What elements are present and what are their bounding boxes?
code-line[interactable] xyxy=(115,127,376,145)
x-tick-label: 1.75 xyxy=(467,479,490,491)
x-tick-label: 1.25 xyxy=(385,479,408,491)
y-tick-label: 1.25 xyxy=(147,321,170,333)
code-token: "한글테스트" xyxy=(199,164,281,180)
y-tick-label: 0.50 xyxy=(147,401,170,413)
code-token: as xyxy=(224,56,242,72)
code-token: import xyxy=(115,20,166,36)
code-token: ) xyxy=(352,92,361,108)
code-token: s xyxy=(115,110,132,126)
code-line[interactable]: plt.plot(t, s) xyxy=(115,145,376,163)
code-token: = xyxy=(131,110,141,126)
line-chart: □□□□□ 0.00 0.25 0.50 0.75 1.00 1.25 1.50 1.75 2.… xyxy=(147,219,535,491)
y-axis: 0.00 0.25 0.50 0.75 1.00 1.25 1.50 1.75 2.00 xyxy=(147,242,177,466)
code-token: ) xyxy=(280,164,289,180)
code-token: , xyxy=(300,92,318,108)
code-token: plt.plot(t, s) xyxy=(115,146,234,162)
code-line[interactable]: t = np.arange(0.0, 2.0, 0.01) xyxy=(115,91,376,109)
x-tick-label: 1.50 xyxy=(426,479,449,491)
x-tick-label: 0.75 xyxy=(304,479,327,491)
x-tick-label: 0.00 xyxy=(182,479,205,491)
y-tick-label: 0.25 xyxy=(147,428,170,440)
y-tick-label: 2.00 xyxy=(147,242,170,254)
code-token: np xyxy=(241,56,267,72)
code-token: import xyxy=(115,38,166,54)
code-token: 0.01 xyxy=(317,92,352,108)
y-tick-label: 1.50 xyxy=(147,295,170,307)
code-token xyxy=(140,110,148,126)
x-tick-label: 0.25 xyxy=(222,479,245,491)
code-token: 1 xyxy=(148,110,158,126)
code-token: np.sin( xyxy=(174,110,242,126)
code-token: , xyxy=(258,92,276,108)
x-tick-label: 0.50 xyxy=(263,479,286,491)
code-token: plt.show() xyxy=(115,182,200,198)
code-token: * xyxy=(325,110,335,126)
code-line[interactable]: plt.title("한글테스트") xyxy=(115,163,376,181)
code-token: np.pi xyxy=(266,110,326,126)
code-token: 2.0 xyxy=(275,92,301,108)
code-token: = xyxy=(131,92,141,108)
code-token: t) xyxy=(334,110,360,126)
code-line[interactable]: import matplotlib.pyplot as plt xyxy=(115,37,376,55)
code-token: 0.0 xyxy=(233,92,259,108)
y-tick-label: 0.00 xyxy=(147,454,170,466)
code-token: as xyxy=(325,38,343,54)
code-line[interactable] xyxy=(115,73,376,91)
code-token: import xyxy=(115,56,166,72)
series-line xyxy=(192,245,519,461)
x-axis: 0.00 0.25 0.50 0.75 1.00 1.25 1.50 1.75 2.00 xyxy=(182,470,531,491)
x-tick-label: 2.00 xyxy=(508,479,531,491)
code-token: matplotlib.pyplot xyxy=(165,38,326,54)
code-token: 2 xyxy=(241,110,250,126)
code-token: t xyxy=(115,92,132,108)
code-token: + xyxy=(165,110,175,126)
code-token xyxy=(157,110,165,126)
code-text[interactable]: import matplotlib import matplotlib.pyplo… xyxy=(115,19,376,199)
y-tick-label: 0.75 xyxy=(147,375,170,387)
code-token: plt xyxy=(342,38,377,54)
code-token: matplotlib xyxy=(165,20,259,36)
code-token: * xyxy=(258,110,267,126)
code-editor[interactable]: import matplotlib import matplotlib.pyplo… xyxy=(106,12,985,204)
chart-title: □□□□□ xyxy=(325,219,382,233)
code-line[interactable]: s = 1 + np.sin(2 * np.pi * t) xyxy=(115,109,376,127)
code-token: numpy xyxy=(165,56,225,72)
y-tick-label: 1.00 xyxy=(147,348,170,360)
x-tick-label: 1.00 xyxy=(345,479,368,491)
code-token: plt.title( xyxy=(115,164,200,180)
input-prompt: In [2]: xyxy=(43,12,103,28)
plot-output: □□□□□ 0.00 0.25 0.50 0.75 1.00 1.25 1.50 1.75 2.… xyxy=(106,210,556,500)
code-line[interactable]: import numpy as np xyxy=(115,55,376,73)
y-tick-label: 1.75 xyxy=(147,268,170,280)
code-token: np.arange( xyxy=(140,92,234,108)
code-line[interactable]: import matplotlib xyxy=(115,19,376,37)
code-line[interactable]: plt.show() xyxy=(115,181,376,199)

■ Exercise brief
Reproduce all of the rows above verbatim, line by line, in the order given.

■ Full output
What elements are present and what are their bounding boxes?
code-line[interactable] xyxy=(115,127,376,145)
x-tick-label: 1.75 xyxy=(467,479,490,491)
x-tick-label: 1.25 xyxy=(385,479,408,491)
y-tick-label: 1.25 xyxy=(147,321,170,333)
code-token: "한글테스트" xyxy=(199,164,281,180)
y-tick-label: 0.50 xyxy=(147,401,170,413)
code-token: as xyxy=(224,56,242,72)
code-token: import xyxy=(115,20,166,36)
code-token: ) xyxy=(352,92,361,108)
code-token: s xyxy=(115,110,132,126)
code-line[interactable]: plt.plot(t, s) xyxy=(115,145,376,163)
code-token: = xyxy=(131,110,141,126)
line-chart: □□□□□ 0.00 0.25 0.50 0.75 1.00 1.25 1.50 1.75 2.… xyxy=(147,219,535,491)
y-axis: 0.00 0.25 0.50 0.75 1.00 1.25 1.50 1.75 2.00 xyxy=(147,242,177,466)
code-token: ) xyxy=(280,164,289,180)
code-token: , xyxy=(300,92,318,108)
code-token: plt.plot(t, s) xyxy=(115,146,234,162)
code-line[interactable]: t = np.arange(0.0, 2.0, 0.01) xyxy=(115,91,376,109)
x-tick-label: 1.50 xyxy=(426,479,449,491)
x-tick-label: 0.75 xyxy=(304,479,327,491)
x-tick-label: 0.00 xyxy=(182,479,205,491)
y-tick-label: 0.25 xyxy=(147,428,170,440)
y-tick-label: 2.00 xyxy=(147,242,170,254)
code-token: np xyxy=(241,56,267,72)
code-token: import xyxy=(115,38,166,54)
code-token: 0.01 xyxy=(317,92,352,108)
y-tick-label: 1.50 xyxy=(147,295,170,307)
code-token xyxy=(140,110,148,126)
x-tick-label: 0.25 xyxy=(222,479,245,491)
code-token: 1 xyxy=(148,110,158,126)
code-token: np.sin( xyxy=(174,110,242,126)
code-token: , xyxy=(258,92,276,108)
x-tick-label: 0.50 xyxy=(263,479,286,491)
code-token: plt.show() xyxy=(115,182,200,198)
code-token: * xyxy=(325,110,335,126)
code-line[interactable]: plt.title("한글테스트") xyxy=(115,163,376,181)
code-token: np.pi xyxy=(266,110,326,126)
code-token: 2.0 xyxy=(275,92,301,108)
code-token: = xyxy=(131,92,141,108)
code-token: t) xyxy=(334,110,360,126)
code-line[interactable]: import matplotlib.pyplot as plt xyxy=(115,37,376,55)
code-token: 0.0 xyxy=(233,92,259,108)
y-tick-label: 0.00 xyxy=(147,454,170,466)
code-token: as xyxy=(325,38,343,54)
code-line[interactable] xyxy=(115,73,376,91)
code-token: import xyxy=(115,56,166,72)
series-line xyxy=(192,245,519,461)
x-axis: 0.00 0.25 0.50 0.75 1.00 1.25 1.50 1.75 2.00 xyxy=(182,470,531,491)
x-tick-label: 2.00 xyxy=(508,479,531,491)
code-token: matplotlib.pyplot xyxy=(165,38,326,54)
code-token: 2 xyxy=(241,110,250,126)
code-token: t xyxy=(115,92,132,108)
code-token: + xyxy=(165,110,175,126)
code-token xyxy=(157,110,165,126)
code-text[interactable]: import matplotlib import matplotlib.pyplo… xyxy=(115,19,376,199)
y-tick-label: 0.75 xyxy=(147,375,170,387)
code-token: plt xyxy=(342,38,377,54)
code-token: matplotlib xyxy=(165,20,259,36)
code-token: * xyxy=(258,110,267,126)
code-editor[interactable]: import matplotlib import matplotlib.pyplo… xyxy=(106,12,985,204)
chart-title: □□□□□ xyxy=(325,219,382,233)
code-line[interactable]: s = 1 + np.sin(2 * np.pi * t) xyxy=(115,109,376,127)
code-token: numpy xyxy=(165,56,225,72)
y-tick-label: 1.00 xyxy=(147,348,170,360)
x-tick-label: 1.00 xyxy=(345,479,368,491)
code-token: plt.title( xyxy=(115,164,200,180)
input-prompt: In [2]: xyxy=(43,12,103,28)
plot-output: □□□□□ 0.00 0.25 0.50 0.75 1.00 1.25 1.50 1.75 2.… xyxy=(106,210,556,500)
code-line[interactable]: import numpy as np xyxy=(115,55,376,73)
y-tick-label: 1.75 xyxy=(147,268,170,280)
code-token: np.arange( xyxy=(140,92,234,108)
code-line[interactable]: import matplotlib xyxy=(115,19,376,37)
code-line[interactable]: plt.show() xyxy=(115,181,376,199)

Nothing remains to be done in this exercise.